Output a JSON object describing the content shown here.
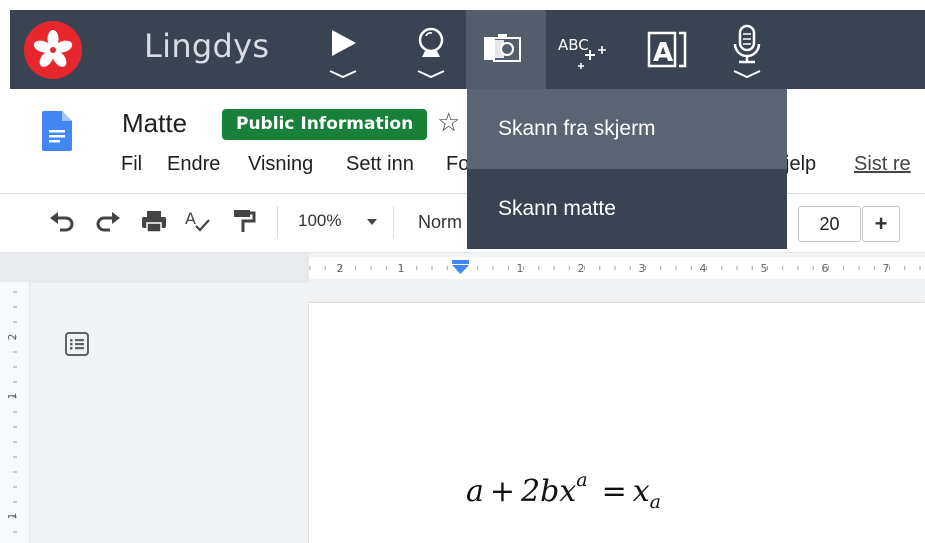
{
  "lingdys": {
    "app_name": "Lingdys",
    "tools": [
      {
        "name": "play-icon",
        "active": false
      },
      {
        "name": "crystal-ball-icon",
        "active": false
      },
      {
        "name": "camera-scan-icon",
        "active": true
      },
      {
        "name": "abc-sparkle-icon",
        "active": false
      },
      {
        "name": "text-a-icon",
        "active": false
      },
      {
        "name": "microphone-icon",
        "active": false
      }
    ],
    "colors": {
      "bar": "#3a4352",
      "active": "#545d6b",
      "logo": "#e8262d"
    }
  },
  "scan_menu": {
    "items": [
      "Skann fra skjerm",
      "Skann matte"
    ],
    "highlighted": "Skann fra skjerm"
  },
  "doc": {
    "title": "Matte",
    "badge": "Public Information",
    "menu": {
      "fil": "Fil",
      "endre": "Endre",
      "visning": "Visning",
      "sett_inn": "Sett inn",
      "format_fragment": "Fo",
      "help_fragment": "jelp",
      "last_edit_fragment": "Sist re"
    }
  },
  "format_toolbar": {
    "zoom": "100%",
    "style_fragment": "Norm",
    "font_size": "20",
    "plus": "+"
  },
  "ruler": {
    "left_marks": [
      "2",
      "1"
    ],
    "right_marks": [
      "1",
      "2",
      "3",
      "4",
      "5",
      "6",
      "7"
    ],
    "vertical_marks": [
      "2",
      "1",
      "1"
    ]
  },
  "equation": {
    "a": "a",
    "plus": "+",
    "coef": "2bx",
    "exp": "a",
    "equals": "=",
    "rhs": "x",
    "sub": "a"
  }
}
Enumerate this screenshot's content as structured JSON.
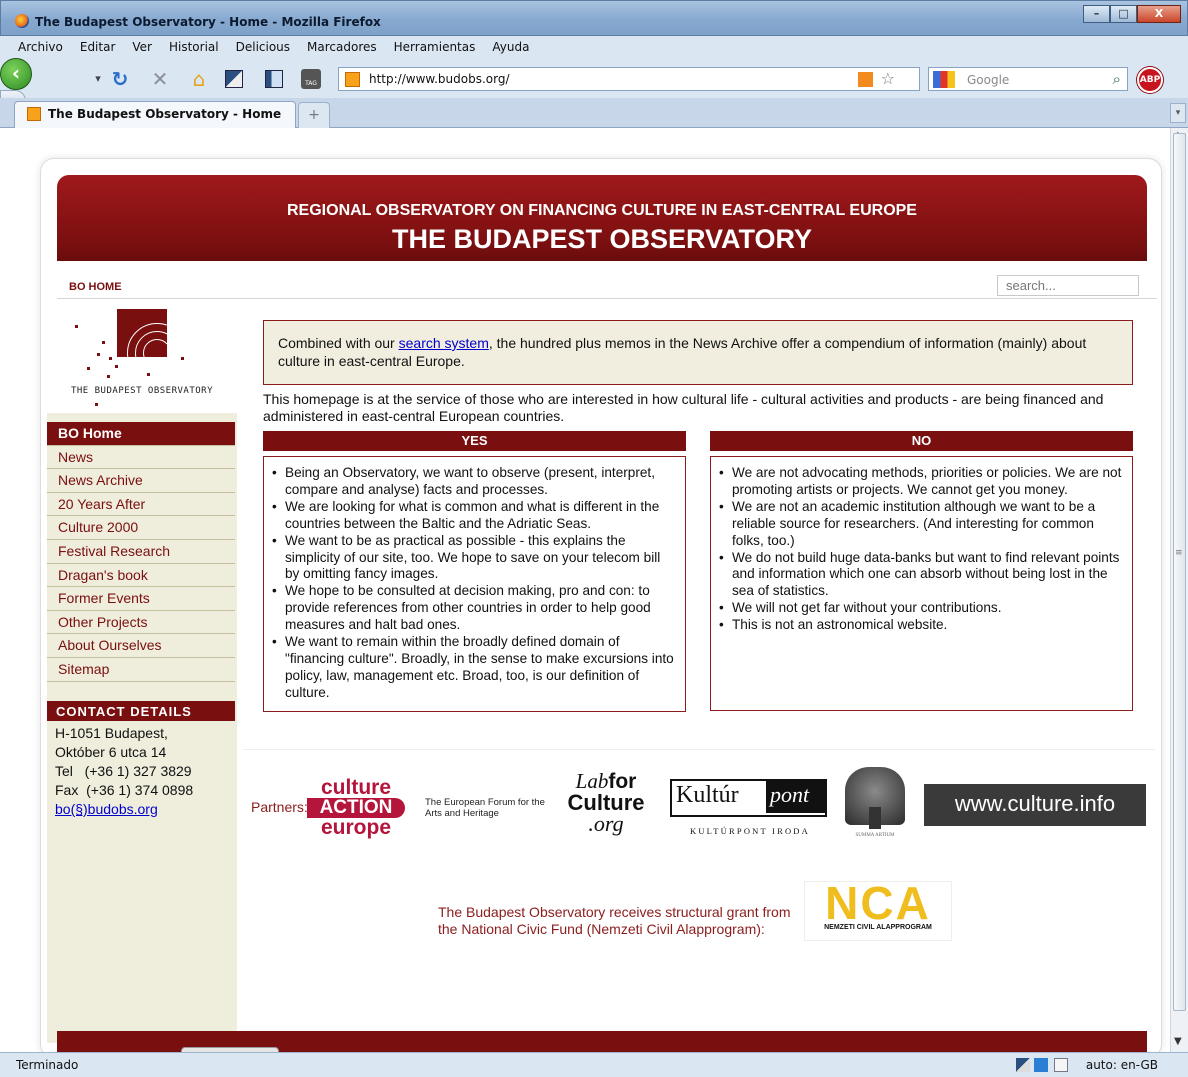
{
  "window": {
    "title": "The Budapest Observatory - Home - Mozilla Firefox",
    "buttons": [
      "–",
      "□",
      "X"
    ]
  },
  "menubar": [
    "Archivo",
    "Editar",
    "Ver",
    "Historial",
    "Delicious",
    "Marcadores",
    "Herramientas",
    "Ayuda"
  ],
  "navbar": {
    "url": "http://www.budobs.org/",
    "search_placeholder": "Google",
    "adblock_label": "ABP"
  },
  "tabs": {
    "active": "The Budapest Observatory - Home",
    "new_tab": "+"
  },
  "banner": {
    "subtitle": "REGIONAL OBSERVATORY ON FINANCING CULTURE IN EAST-CENTRAL EUROPE",
    "title": "THE BUDAPEST OBSERVATORY"
  },
  "topnav": {
    "home_link": "BO HOME",
    "search_placeholder": "search..."
  },
  "sidebar": {
    "logo_text": "THE BUDAPEST OBSERVATORY",
    "items": [
      {
        "label": "BO Home",
        "active": true
      },
      {
        "label": "News"
      },
      {
        "label": "News Archive"
      },
      {
        "label": "20 Years After"
      },
      {
        "label": "Culture 2000"
      },
      {
        "label": "Festival Research"
      },
      {
        "label": "Dragan's book"
      },
      {
        "label": "Former Events"
      },
      {
        "label": "Other Projects"
      },
      {
        "label": "About Ourselves"
      },
      {
        "label": "Sitemap"
      }
    ],
    "contact": {
      "header": "CONTACT DETAILS",
      "address1": "H-1051 Budapest,",
      "address2": "Október 6 utca 14",
      "tel": "Tel   (+36 1) 327 3829",
      "fax": "Fax  (+36 1) 374 0898",
      "email": "bo(§)budobs.org"
    }
  },
  "intro": {
    "before_link": "Combined with our ",
    "link": "search system",
    "after_link": ", the hundred plus memos in the News Archive offer a compendium of information (mainly) about culture in east-central Europe."
  },
  "lead": "This homepage is at the service of those who are interested in how cultural life - cultural activities and products - are being financed and administered in east-central European countries.",
  "yes_panel": {
    "header": "YES",
    "items": [
      "Being an Observatory, we want to observe (present, interpret, compare and analyse) facts and processes.",
      "We are looking for what is common and what is different in the countries between the Baltic and the Adriatic Seas.",
      "We want to be as practical as possible - this explains the simplicity of our site, too. We hope to save on your telecom bill by omitting fancy images.",
      "We hope to be consulted at decision making, pro and con: to provide references from other countries in order to help good measures and halt bad ones.",
      "We want to remain within the broadly defined domain of \"financing culture\". Broadly, in the sense to make excursions into policy, law, management etc. Broad, too, is our definition of culture."
    ]
  },
  "no_panel": {
    "header": "NO",
    "items": [
      "We are not advocating methods, priorities or policies. We are not promoting artists or projects. We cannot get you money.",
      "We are not an academic institution although we want to be a reliable source for researchers. (And interesting for common folks, too.)",
      "We do not build huge data-banks but want to find relevant points and information which one can absorb without being lost in the sea of statistics.",
      "We will not get far without your contributions.",
      "This is not an astronomical website."
    ]
  },
  "partners": {
    "label": "Partners:",
    "cae": [
      "culture",
      "ACTION",
      "europe"
    ],
    "efah": "The European Forum for the Arts and Heritage",
    "lab": {
      "l1": "Lab",
      "l1b": "for",
      "l2": "Culture",
      "l3": ".org"
    },
    "kultur": {
      "word": "Kultúr",
      "pont": "pont",
      "foot": "KULTÚRPONT IRODA"
    },
    "tree_caption": "SUMMA ARTIUM",
    "wcul": "www.culture.info",
    "grant": "The Budapest Observatory receives structural grant from the National Civic Fund (Nemzeti Civil Alapprogram):",
    "nca_big": "NCA",
    "nca_small": "NEMZETI CIVIL ALAPPROGRAM"
  },
  "statusbar": {
    "status": "Terminado",
    "lang": "auto: en-GB"
  }
}
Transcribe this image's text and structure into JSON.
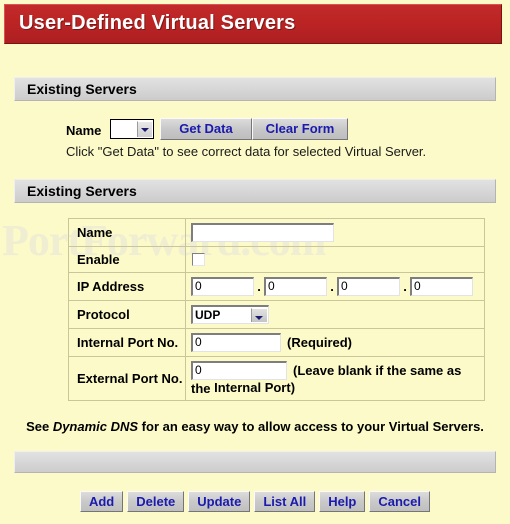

*WORK TO BE COMPLETED*:
Above is a listing; report how many of its lines include the word "JSON", giving the number only.

*CORRECT RESULT*:
3